• [TASK MATERIAL]:
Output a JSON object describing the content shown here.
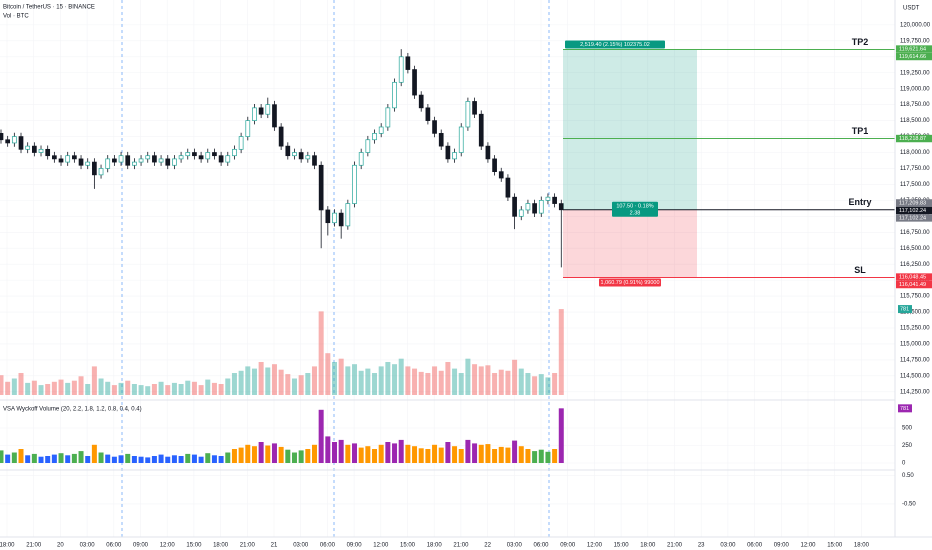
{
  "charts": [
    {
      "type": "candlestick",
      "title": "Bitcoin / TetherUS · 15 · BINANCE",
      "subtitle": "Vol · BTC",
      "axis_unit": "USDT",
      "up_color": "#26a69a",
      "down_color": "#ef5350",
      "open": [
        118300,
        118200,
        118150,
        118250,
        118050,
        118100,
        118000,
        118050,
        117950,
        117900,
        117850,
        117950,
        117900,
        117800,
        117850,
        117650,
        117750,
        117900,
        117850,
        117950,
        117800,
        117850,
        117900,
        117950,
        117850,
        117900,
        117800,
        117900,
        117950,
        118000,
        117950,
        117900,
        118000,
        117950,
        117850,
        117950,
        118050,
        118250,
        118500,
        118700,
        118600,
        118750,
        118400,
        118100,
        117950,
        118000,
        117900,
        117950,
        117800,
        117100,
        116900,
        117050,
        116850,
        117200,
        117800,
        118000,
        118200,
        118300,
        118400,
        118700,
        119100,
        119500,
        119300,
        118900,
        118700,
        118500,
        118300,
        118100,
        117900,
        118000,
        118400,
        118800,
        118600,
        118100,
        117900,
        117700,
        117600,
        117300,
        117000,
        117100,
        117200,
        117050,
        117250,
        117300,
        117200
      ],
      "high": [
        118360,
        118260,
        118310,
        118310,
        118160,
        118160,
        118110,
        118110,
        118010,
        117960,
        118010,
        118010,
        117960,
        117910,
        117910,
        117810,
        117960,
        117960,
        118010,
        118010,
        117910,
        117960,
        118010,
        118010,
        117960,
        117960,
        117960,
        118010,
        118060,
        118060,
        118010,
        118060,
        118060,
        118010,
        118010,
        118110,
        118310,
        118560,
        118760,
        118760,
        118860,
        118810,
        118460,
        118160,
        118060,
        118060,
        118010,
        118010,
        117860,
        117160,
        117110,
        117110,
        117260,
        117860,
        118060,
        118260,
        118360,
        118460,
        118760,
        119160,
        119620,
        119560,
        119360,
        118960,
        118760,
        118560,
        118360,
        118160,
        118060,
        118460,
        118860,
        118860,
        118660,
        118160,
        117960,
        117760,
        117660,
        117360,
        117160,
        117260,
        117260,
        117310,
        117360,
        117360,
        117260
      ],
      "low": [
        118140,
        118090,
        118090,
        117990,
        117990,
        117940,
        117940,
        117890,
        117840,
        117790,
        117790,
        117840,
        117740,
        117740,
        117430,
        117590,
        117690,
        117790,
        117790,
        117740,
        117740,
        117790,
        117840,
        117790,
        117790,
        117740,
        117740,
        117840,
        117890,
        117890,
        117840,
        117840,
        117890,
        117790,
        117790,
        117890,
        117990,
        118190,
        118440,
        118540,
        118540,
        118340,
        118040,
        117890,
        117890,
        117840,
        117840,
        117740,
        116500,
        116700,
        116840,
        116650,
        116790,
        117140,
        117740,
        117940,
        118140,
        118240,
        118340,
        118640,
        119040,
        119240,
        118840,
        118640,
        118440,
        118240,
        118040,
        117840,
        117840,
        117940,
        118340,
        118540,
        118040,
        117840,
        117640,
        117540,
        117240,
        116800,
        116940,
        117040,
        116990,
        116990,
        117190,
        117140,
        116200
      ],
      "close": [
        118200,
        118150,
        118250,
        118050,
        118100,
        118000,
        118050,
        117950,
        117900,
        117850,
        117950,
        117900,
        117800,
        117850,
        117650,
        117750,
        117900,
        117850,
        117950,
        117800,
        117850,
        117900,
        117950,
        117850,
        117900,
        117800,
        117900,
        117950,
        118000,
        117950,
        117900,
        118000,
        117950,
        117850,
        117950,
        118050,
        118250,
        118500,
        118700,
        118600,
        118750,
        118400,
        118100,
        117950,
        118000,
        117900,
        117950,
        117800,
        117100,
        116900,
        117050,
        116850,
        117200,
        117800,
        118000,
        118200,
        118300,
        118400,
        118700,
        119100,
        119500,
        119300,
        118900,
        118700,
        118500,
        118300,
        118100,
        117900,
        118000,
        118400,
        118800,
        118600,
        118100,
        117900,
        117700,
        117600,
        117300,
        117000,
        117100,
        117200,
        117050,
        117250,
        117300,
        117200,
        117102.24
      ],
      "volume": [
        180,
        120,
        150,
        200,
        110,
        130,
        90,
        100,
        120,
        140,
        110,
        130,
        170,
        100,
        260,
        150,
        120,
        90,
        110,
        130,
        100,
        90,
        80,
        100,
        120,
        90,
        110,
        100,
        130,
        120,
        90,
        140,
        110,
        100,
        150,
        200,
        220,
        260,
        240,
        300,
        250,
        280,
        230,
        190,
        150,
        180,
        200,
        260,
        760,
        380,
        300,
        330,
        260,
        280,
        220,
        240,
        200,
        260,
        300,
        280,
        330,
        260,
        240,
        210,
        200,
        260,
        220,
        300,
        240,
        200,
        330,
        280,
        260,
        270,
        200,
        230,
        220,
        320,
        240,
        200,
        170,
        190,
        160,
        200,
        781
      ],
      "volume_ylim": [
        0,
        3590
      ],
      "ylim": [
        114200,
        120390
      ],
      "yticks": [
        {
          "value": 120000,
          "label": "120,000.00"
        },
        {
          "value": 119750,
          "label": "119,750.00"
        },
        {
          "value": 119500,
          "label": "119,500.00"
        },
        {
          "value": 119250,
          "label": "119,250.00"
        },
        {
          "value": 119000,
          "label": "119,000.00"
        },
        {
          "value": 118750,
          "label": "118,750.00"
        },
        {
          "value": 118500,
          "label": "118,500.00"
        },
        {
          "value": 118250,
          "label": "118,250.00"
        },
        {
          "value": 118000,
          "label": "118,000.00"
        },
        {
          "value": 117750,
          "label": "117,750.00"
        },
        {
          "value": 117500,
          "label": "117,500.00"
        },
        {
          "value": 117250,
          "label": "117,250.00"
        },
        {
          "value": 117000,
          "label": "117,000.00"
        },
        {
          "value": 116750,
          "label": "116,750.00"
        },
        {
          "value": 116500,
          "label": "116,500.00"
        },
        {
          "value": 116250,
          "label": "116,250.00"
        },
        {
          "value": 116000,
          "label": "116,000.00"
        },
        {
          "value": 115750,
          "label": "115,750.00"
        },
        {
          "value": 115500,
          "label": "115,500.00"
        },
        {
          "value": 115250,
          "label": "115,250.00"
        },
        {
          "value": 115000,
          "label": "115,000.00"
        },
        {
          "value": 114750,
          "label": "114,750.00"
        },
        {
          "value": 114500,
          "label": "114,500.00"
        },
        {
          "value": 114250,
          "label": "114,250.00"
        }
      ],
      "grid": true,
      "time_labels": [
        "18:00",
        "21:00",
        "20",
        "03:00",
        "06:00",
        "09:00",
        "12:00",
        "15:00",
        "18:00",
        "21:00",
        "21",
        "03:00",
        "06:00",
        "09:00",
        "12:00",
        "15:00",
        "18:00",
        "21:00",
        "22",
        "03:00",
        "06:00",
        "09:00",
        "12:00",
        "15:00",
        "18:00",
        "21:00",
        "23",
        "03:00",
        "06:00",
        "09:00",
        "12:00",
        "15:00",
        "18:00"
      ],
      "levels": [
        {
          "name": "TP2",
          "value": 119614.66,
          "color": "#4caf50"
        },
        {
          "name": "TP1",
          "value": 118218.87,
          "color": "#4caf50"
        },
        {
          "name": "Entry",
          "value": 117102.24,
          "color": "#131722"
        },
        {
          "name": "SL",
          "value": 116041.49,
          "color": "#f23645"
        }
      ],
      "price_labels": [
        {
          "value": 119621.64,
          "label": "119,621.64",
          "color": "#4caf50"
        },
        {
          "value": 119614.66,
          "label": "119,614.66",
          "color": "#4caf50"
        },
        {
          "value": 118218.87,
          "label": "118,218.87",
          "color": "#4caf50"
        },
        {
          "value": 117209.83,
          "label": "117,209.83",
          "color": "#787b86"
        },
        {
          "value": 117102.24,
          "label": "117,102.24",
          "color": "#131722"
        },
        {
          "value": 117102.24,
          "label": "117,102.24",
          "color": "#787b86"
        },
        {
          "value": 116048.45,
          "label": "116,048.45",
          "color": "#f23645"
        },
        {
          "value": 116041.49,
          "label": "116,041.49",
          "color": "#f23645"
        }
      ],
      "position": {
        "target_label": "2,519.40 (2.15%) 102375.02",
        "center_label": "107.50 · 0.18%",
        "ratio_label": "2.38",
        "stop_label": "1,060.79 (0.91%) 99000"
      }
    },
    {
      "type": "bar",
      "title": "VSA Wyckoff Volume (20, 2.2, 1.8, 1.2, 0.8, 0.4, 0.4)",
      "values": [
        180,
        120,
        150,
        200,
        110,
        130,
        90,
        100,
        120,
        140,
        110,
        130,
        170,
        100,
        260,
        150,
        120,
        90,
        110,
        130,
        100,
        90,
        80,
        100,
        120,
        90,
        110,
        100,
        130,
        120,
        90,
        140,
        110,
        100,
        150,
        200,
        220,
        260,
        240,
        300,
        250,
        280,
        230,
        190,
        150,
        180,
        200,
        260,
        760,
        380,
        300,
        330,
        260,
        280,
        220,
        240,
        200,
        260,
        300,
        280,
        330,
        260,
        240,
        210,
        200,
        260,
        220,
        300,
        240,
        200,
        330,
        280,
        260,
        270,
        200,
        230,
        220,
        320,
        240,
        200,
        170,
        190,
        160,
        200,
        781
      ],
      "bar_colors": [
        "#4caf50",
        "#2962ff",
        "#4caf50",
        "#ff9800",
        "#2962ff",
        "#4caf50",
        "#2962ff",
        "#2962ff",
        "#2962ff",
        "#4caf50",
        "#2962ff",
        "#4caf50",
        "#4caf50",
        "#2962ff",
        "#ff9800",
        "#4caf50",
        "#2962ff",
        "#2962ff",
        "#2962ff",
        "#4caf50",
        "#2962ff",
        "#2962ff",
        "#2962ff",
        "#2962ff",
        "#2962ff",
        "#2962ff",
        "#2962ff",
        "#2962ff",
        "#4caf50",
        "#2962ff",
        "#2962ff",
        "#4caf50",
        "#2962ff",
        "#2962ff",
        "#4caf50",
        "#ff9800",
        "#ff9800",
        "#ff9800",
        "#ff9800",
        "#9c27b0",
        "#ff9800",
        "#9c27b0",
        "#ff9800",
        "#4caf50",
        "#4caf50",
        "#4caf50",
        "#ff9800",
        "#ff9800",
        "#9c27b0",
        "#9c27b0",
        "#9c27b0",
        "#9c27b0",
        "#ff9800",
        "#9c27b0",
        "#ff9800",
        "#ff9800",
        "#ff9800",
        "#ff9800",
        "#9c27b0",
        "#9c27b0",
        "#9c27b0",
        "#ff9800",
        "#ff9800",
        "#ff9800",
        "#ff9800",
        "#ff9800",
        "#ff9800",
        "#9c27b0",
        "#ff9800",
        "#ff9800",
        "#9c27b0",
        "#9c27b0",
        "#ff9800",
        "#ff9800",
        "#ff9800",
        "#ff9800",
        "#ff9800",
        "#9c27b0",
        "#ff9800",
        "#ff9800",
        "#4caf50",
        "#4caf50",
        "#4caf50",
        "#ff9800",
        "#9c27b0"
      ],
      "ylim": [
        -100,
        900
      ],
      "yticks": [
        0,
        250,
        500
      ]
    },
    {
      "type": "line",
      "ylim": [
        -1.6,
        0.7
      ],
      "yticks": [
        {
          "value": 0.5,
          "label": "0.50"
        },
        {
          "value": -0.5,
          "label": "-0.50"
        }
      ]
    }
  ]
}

• [WHAT THE TASK ASKS]: Gather each line from the listing above that holds "type".

• [SOLUTION FOR THIS PROBLEM]:
      "type": "candlestick",
      "type": "bar",
      "type": "line",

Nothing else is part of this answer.